## MATERIAL PROVIDED
---------------
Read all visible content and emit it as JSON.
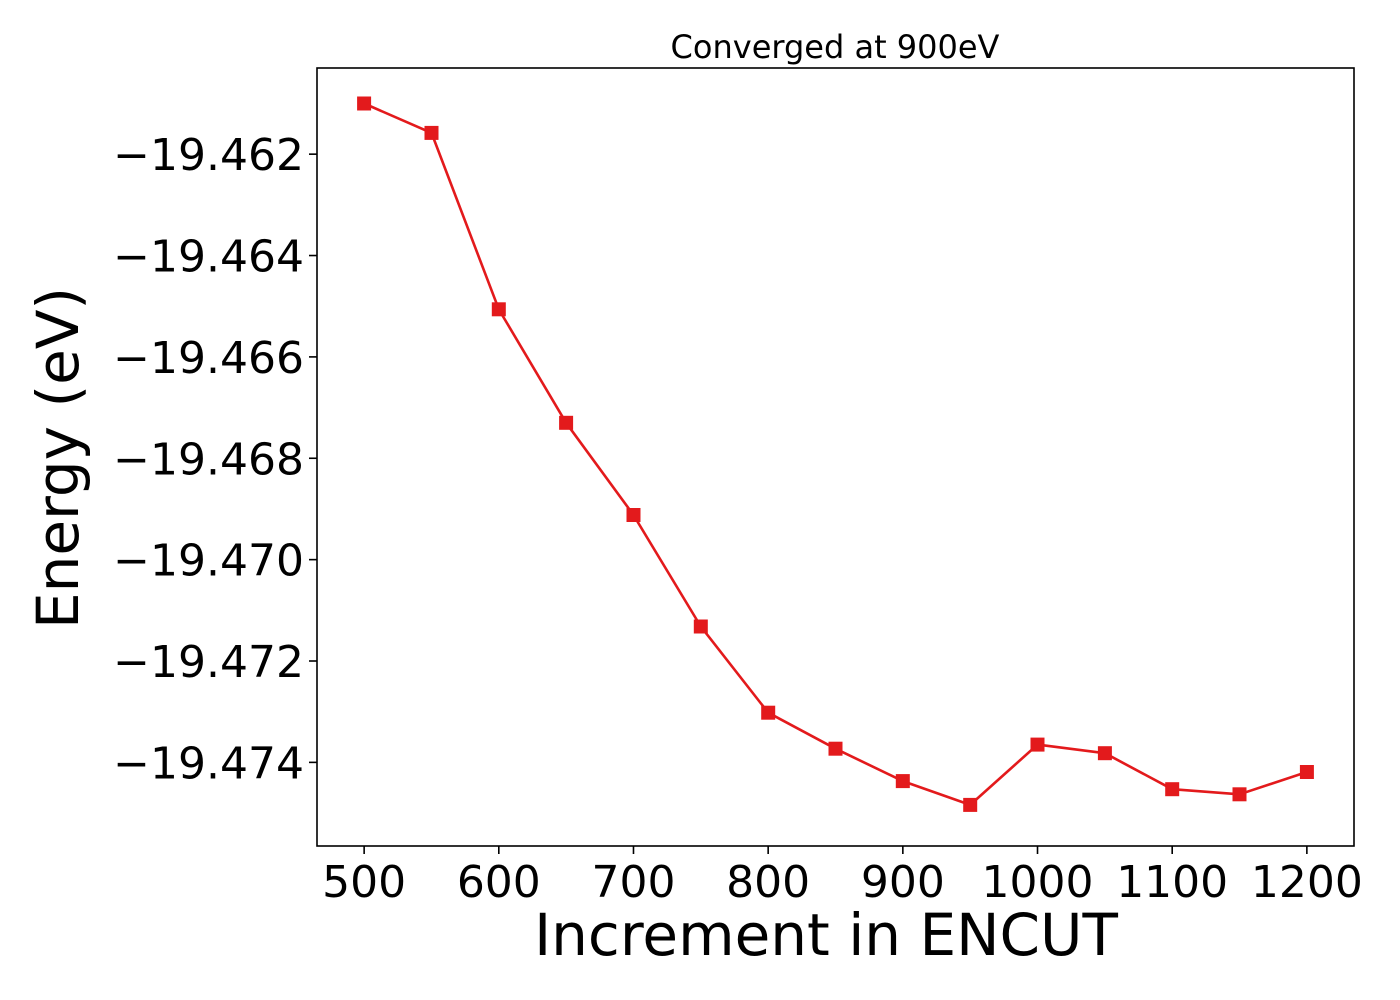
{
  "chart_data": {
    "type": "line",
    "title": "Converged at 900eV",
    "xlabel": "Increment in ENCUT",
    "ylabel": "Energy (eV)",
    "xlim": [
      465,
      1235
    ],
    "ylim": [
      -19.47565,
      -19.4603
    ],
    "x_ticks": [
      500,
      600,
      700,
      800,
      900,
      1000,
      1100,
      1200
    ],
    "x_tick_labels": [
      "500",
      "600",
      "700",
      "800",
      "900",
      "1000",
      "1100",
      "1200"
    ],
    "y_ticks": [
      -19.462,
      -19.464,
      -19.466,
      -19.468,
      -19.47,
      -19.472,
      -19.474
    ],
    "y_tick_labels": [
      "−19.462",
      "−19.464",
      "−19.466",
      "−19.468",
      "−19.470",
      "−19.472",
      "−19.474"
    ],
    "grid": false,
    "series": [
      {
        "color": "#e31a1c",
        "marker": "square",
        "x": [
          500,
          550,
          600,
          650,
          700,
          750,
          800,
          850,
          900,
          950,
          1000,
          1050,
          1100,
          1150,
          1200
        ],
        "y": [
          -19.461,
          -19.46158,
          -19.46506,
          -19.4673,
          -19.46912,
          -19.47132,
          -19.47302,
          -19.47373,
          -19.47437,
          -19.47484,
          -19.47365,
          -19.47382,
          -19.47453,
          -19.47463,
          -19.47419
        ]
      }
    ]
  }
}
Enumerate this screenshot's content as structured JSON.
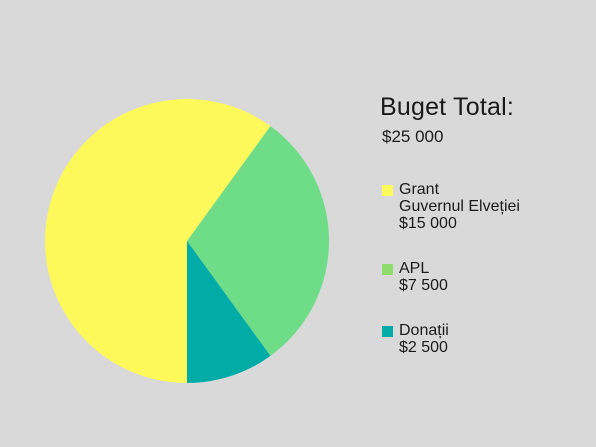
{
  "legend_title": "Buget Total:",
  "total": "$25 000",
  "colors": {
    "background": "#d9d9d9",
    "grant": "#fef95a",
    "apl": "#6fdc87",
    "donatii": "#00aca5"
  },
  "legend": [
    {
      "lines": [
        "Grant",
        "Guvernul Elveției"
      ],
      "value": "$15 000",
      "color": "#fef95a"
    },
    {
      "lines": [
        "APL"
      ],
      "value": "$7 500",
      "color": "#8fdc6b"
    },
    {
      "lines": [
        "Donații"
      ],
      "value": "$2 500",
      "color": "#00aca5"
    }
  ],
  "chart_data": {
    "type": "pie",
    "title": "Buget Total:",
    "subtitle": "$25 000",
    "slices": [
      {
        "label": "Grant Guvernul Elveției",
        "value": 15000,
        "color": "#fef95a"
      },
      {
        "label": "APL",
        "value": 7500,
        "color": "#6fdc87"
      },
      {
        "label": "Donații",
        "value": 2500,
        "color": "#00aca5"
      }
    ],
    "start_angle_deg": 180,
    "direction": "clockwise",
    "legend_position": "right"
  }
}
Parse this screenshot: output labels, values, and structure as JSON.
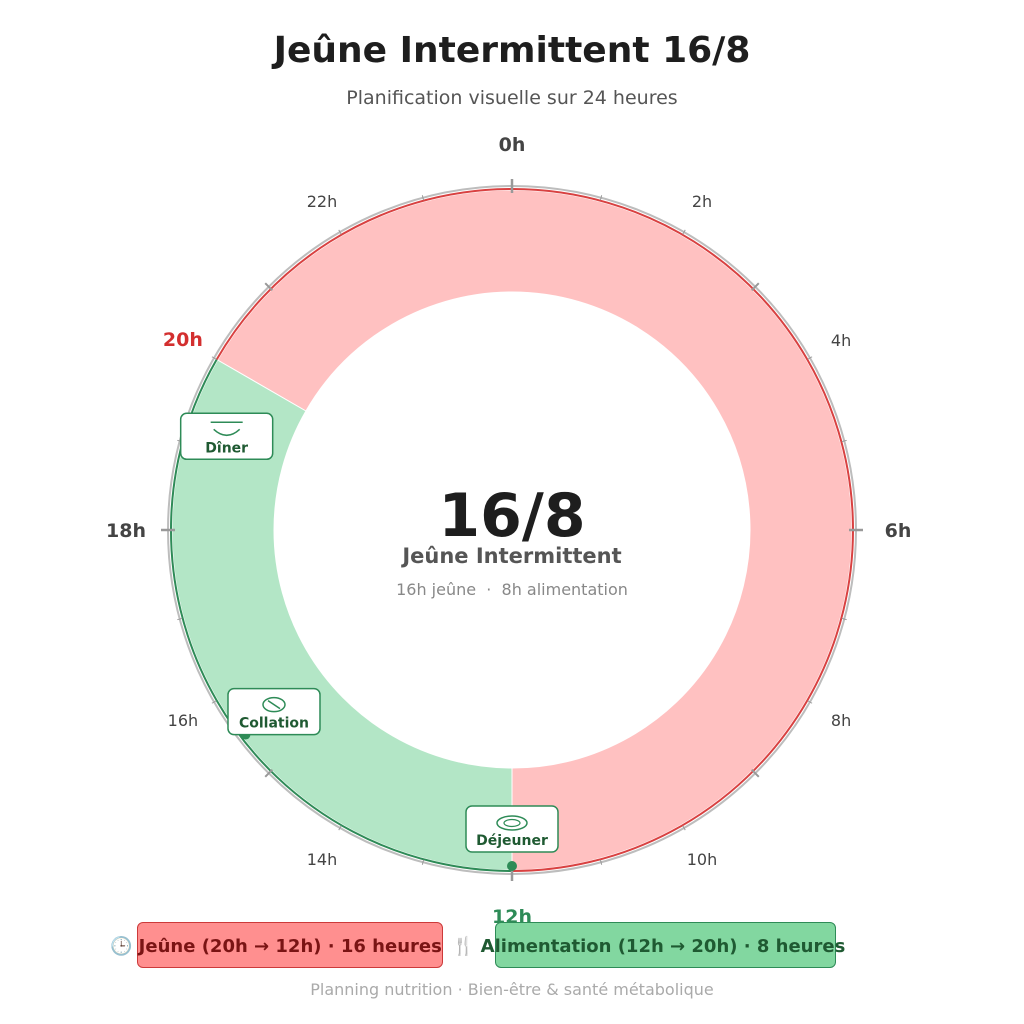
{
  "header": {
    "title": "Jeûne Intermittent 16/8",
    "subtitle": "Planification visuelle sur 24 heures"
  },
  "clock": {
    "hour_labels": {
      "h0": "0h",
      "h2": "2h",
      "h4": "4h",
      "h6": "6h",
      "h8": "8h",
      "h10": "10h",
      "h12": "12h",
      "h14": "14h",
      "h16": "16h",
      "h18": "18h",
      "h20": "20h",
      "h22": "22h"
    },
    "fasting": {
      "start_hour": 20,
      "end_hour": 12,
      "color": "#ffc1c1",
      "edge_color": "#d94141",
      "label_color": "#d32f2f"
    },
    "eating": {
      "start_hour": 12,
      "end_hour": 20,
      "color": "#b3e6c6",
      "edge_color": "#2e8b57",
      "label_color": "#2e8b57"
    }
  },
  "center": {
    "big": "16/8",
    "label": "Jeûne Intermittent",
    "detail": "16h jeûne  ·  8h alimentation"
  },
  "meals": [
    {
      "label": "Déjeuner",
      "hour": 12,
      "icon": "plate-icon"
    },
    {
      "label": "Collation",
      "hour": 15.5,
      "icon": "snack-icon"
    },
    {
      "label": "Dîner",
      "hour": 19.2,
      "icon": "bowl-icon"
    }
  ],
  "legend": {
    "fasting": "🕒 Jeûne  (20h → 12h)  ·  16 heures",
    "eating": "🍴 Alimentation  (12h → 20h)  ·  8 heures"
  },
  "footer": "Planning nutrition  ·  Bien-être & santé métabolique"
}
---------------
## EXERCISE OBJECTIVE
Count the lines in the records above that contain the word "JSON", and give only the number.

## SOLUTION BELOW
3